- TASK REQUIREMENTS: Below is a listing to transcribe in full and exactly; keep the pictures out.

- RECORDS TO PROCESS:
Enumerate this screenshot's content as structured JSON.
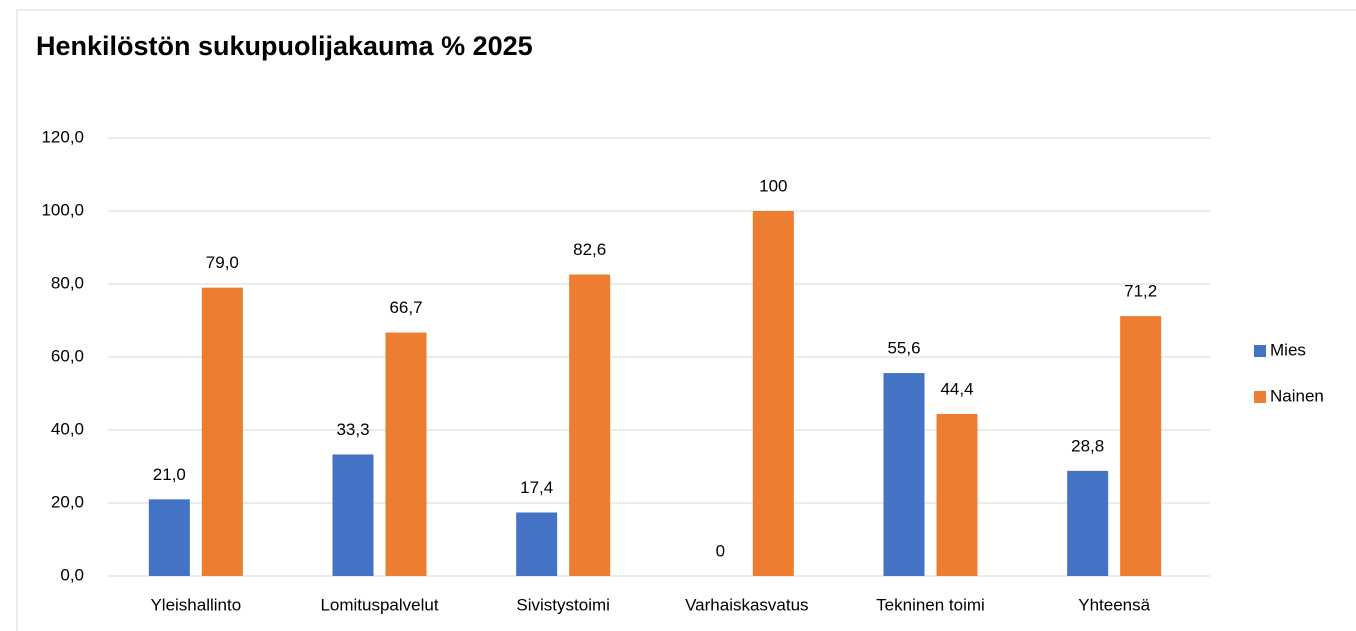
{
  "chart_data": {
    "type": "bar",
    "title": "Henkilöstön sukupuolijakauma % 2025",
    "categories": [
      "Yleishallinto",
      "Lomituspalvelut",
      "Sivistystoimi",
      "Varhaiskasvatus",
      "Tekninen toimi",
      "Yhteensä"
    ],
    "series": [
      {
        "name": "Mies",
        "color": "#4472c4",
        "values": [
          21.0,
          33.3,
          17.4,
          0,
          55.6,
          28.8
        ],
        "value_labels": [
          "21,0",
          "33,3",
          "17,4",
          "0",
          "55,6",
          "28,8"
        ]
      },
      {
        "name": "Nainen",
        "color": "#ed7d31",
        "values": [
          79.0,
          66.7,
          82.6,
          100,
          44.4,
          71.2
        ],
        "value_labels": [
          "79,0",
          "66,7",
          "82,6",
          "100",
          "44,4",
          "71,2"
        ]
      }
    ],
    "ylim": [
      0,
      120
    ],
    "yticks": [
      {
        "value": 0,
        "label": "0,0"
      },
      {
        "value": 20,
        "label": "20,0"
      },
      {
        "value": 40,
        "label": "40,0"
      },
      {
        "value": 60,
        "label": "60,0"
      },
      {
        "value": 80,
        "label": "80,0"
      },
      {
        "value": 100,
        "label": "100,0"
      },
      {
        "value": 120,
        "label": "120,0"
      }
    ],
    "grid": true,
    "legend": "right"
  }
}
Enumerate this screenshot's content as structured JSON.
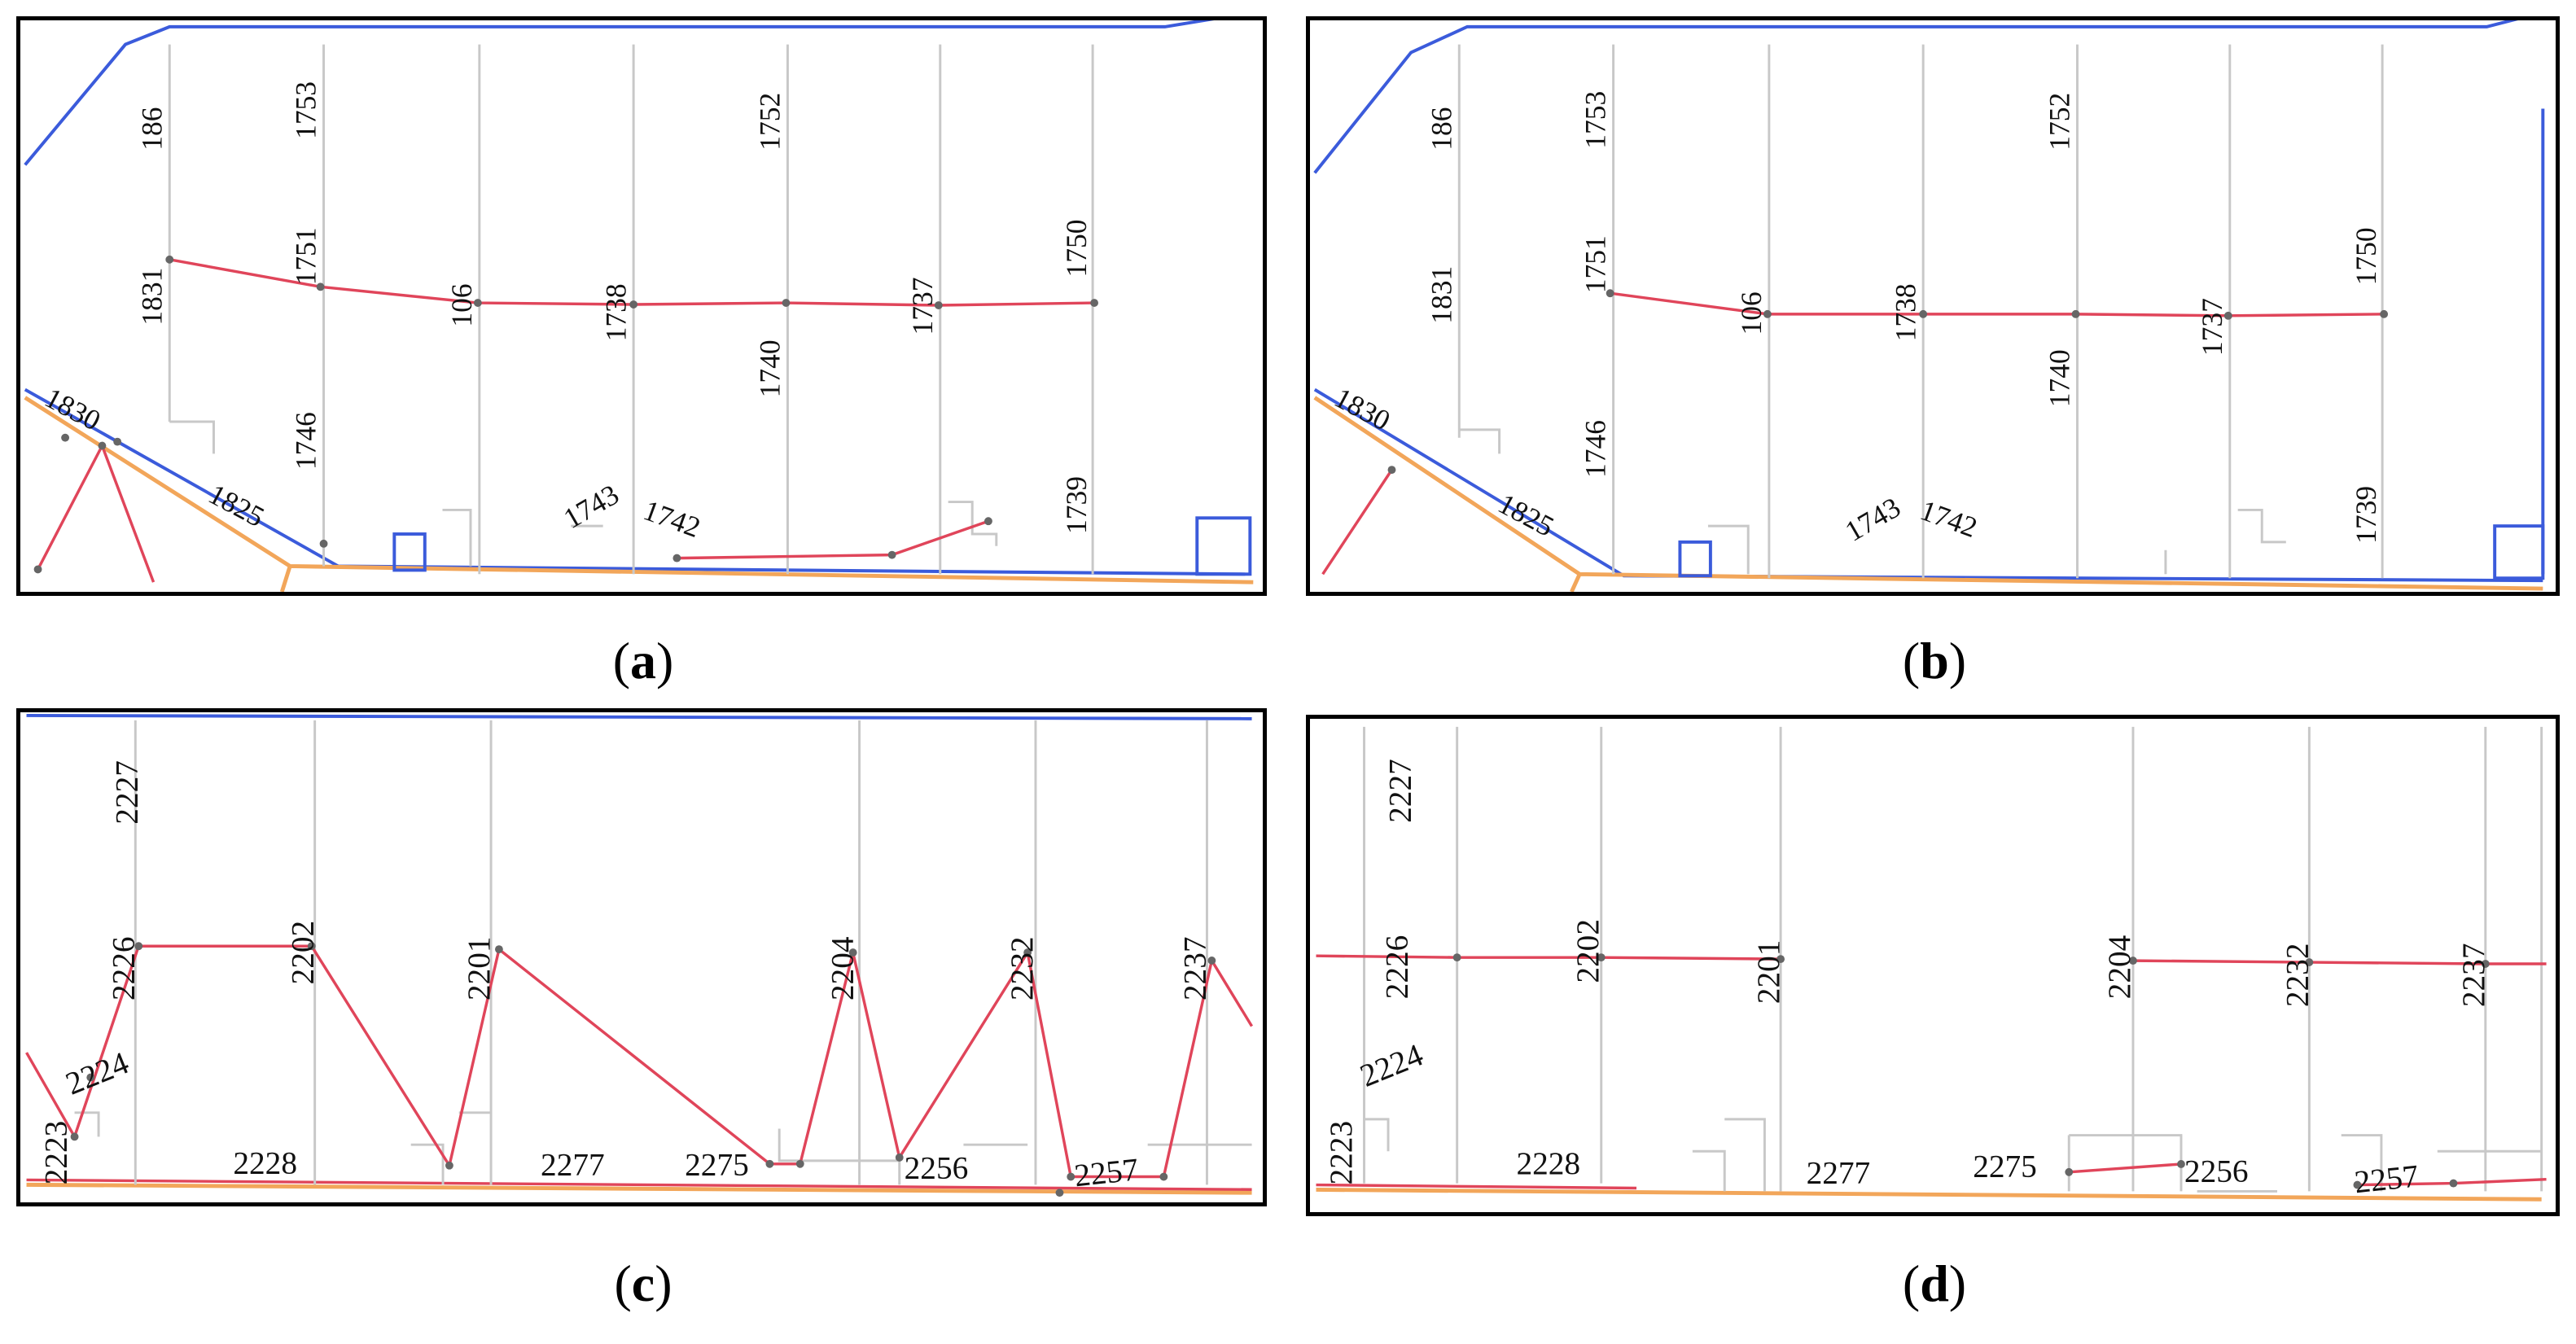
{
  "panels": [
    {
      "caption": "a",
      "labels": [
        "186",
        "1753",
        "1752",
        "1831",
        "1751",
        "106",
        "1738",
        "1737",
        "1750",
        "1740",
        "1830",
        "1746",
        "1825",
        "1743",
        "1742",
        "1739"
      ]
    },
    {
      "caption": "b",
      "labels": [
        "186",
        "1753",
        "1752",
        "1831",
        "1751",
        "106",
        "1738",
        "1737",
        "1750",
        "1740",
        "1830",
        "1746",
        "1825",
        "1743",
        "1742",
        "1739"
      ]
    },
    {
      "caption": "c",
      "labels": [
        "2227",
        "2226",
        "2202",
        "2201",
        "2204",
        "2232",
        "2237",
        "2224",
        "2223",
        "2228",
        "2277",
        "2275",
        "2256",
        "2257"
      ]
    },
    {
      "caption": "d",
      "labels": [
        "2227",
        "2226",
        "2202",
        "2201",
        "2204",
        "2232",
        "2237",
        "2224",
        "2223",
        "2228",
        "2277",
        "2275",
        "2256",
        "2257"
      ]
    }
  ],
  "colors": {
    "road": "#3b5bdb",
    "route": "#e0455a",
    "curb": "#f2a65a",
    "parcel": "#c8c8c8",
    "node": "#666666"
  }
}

- THE OUTPUT:
Enumerate this screenshot's content as structured JSON.
{
  "chart_data": {
    "type": "bar",
    "title": "Henkilöstön sukupuolijakauma % 2025",
    "categories": [
      "Yleishallinto",
      "Lomituspalvelut",
      "Sivistystoimi",
      "Varhaiskasvatus",
      "Tekninen toimi",
      "Yhteensä"
    ],
    "series": [
      {
        "name": "Mies",
        "color": "#4472c4",
        "values": [
          21.0,
          33.3,
          17.4,
          0,
          55.6,
          28.8
        ],
        "value_labels": [
          "21,0",
          "33,3",
          "17,4",
          "0",
          "55,6",
          "28,8"
        ]
      },
      {
        "name": "Nainen",
        "color": "#ed7d31",
        "values": [
          79.0,
          66.7,
          82.6,
          100,
          44.4,
          71.2
        ],
        "value_labels": [
          "79,0",
          "66,7",
          "82,6",
          "100",
          "44,4",
          "71,2"
        ]
      }
    ],
    "ylim": [
      0,
      120
    ],
    "yticks": [
      {
        "value": 0,
        "label": "0,0"
      },
      {
        "value": 20,
        "label": "20,0"
      },
      {
        "value": 40,
        "label": "40,0"
      },
      {
        "value": 60,
        "label": "60,0"
      },
      {
        "value": 80,
        "label": "80,0"
      },
      {
        "value": 100,
        "label": "100,0"
      },
      {
        "value": 120,
        "label": "120,0"
      }
    ],
    "grid": true,
    "legend": "right"
  }
}
Enumerate this screenshot's content as structured JSON.
{
  "panels": [
    {
      "caption": "a",
      "labels": [
        "186",
        "1753",
        "1752",
        "1831",
        "1751",
        "106",
        "1738",
        "1737",
        "1750",
        "1740",
        "1830",
        "1746",
        "1825",
        "1743",
        "1742",
        "1739"
      ]
    },
    {
      "caption": "b",
      "labels": [
        "186",
        "1753",
        "1752",
        "1831",
        "1751",
        "106",
        "1738",
        "1737",
        "1750",
        "1740",
        "1830",
        "1746",
        "1825",
        "1743",
        "1742",
        "1739"
      ]
    },
    {
      "caption": "c",
      "labels": [
        "2227",
        "2226",
        "2202",
        "2201",
        "2204",
        "2232",
        "2237",
        "2224",
        "2223",
        "2228",
        "2277",
        "2275",
        "2256",
        "2257"
      ]
    },
    {
      "caption": "d",
      "labels": [
        "2227",
        "2226",
        "2202",
        "2201",
        "2204",
        "2232",
        "2237",
        "2224",
        "2223",
        "2228",
        "2277",
        "2275",
        "2256",
        "2257"
      ]
    }
  ],
  "colors": {
    "road": "#3b5bdb",
    "route": "#e0455a",
    "curb": "#f2a65a",
    "parcel": "#c8c8c8",
    "node": "#666666"
  }
}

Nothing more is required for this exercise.